begin
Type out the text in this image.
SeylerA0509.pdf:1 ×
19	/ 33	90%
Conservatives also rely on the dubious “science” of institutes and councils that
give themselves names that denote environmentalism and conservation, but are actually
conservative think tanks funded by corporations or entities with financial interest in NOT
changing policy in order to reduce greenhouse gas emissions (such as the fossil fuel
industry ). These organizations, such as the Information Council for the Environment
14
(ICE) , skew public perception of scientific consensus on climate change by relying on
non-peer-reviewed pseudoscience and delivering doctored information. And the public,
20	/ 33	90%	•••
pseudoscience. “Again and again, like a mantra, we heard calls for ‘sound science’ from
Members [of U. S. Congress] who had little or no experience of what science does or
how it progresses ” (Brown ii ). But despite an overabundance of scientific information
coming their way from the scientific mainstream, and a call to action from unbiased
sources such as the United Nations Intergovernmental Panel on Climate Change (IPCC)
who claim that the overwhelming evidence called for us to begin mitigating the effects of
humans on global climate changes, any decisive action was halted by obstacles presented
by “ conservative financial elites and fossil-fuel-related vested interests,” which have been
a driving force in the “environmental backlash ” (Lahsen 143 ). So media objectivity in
end
## [Task instructions]
List all lines in the material containing the string "that".

## [Right answer]
Conservatives also rely on the dubious “science” of institutes and councils that
give themselves names that denote environmentalism and conservation, but are actually
who claim that the overwhelming evidence called for us to begin mitigating the effects of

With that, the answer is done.